_Listed entries_
________________________
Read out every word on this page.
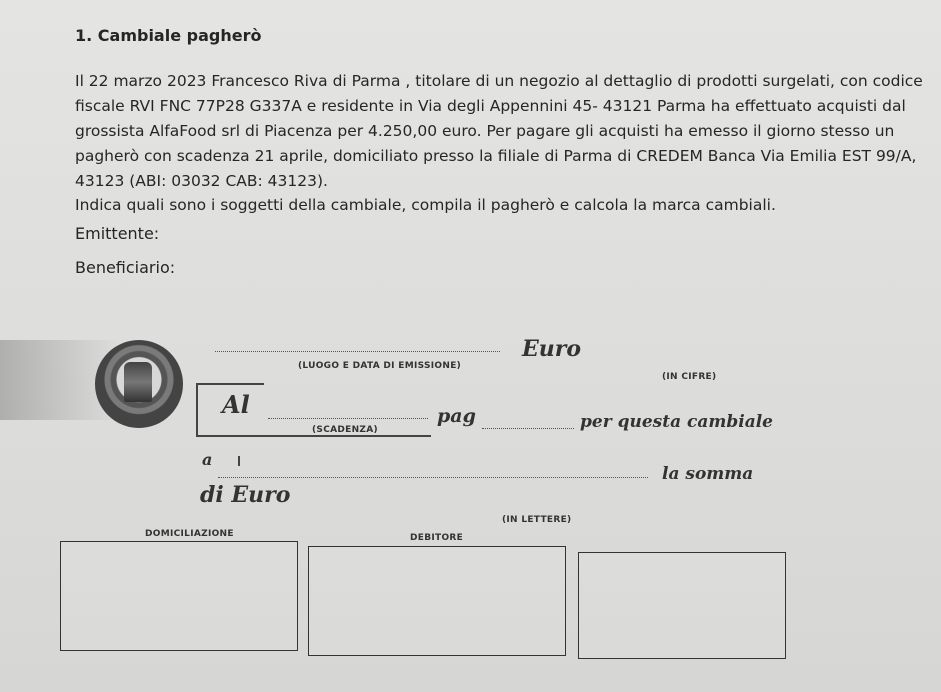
1. Cambiale pagherò
Il 22 marzo 2023 Francesco Riva di Parma , titolare di un negozio al dettaglio di prodotti surgelati, con codice
fiscale RVI FNC 77P28 G337A e residente in Via degli Appennini 45- 43121 Parma ha effettuato acquisti dal
grossista AlfaFood srl di Piacenza per 4.250,00 euro. Per pagare gli acquisti ha emesso il giorno stesso un
pagherò con scadenza 21 aprile, domiciliato presso la filiale di Parma di CREDEM Banca Via Emilia EST 99/A,
43123 (ABI: 03032 CAB: 43123).
Indica quali sono i soggetti della cambiale, compila il pagherò e calcola la marca cambiali.
Emittente:
Beneficiario:
(LUOGO E DATA DI EMISSIONE)
Euro
(IN CIFRE)
Al
(SCADENZA)
pag	per questa cambiale
a
la somma
di Euro
(IN LETTERE)
DOMICILIAZIONE	DEBITORE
________________________
_Short exercise_
Give back the entries verbatim. Do not include any picture.

_Final result_
Read out every word on this page.
1. Cambiale pagherò
Il 22 marzo 2023 Francesco Riva di Parma , titolare di un negozio al dettaglio di prodotti surgelati, con codice
fiscale RVI FNC 77P28 G337A e residente in Via degli Appennini 45- 43121 Parma ha effettuato acquisti dal
grossista AlfaFood srl di Piacenza per 4.250,00 euro. Per pagare gli acquisti ha emesso il giorno stesso un
pagherò con scadenza 21 aprile, domiciliato presso la filiale di Parma di CREDEM Banca Via Emilia EST 99/A,
43123 (ABI: 03032 CAB: 43123).
Indica quali sono i soggetti della cambiale, compila il pagherò e calcola la marca cambiali.
Emittente:
Beneficiario:
(LUOGO E DATA DI EMISSIONE)
Euro
(IN CIFRE)
Al
(SCADENZA)
pag	per questa cambiale
a
la somma
di Euro
(IN LETTERE)
DOMICILIAZIONE	DEBITORE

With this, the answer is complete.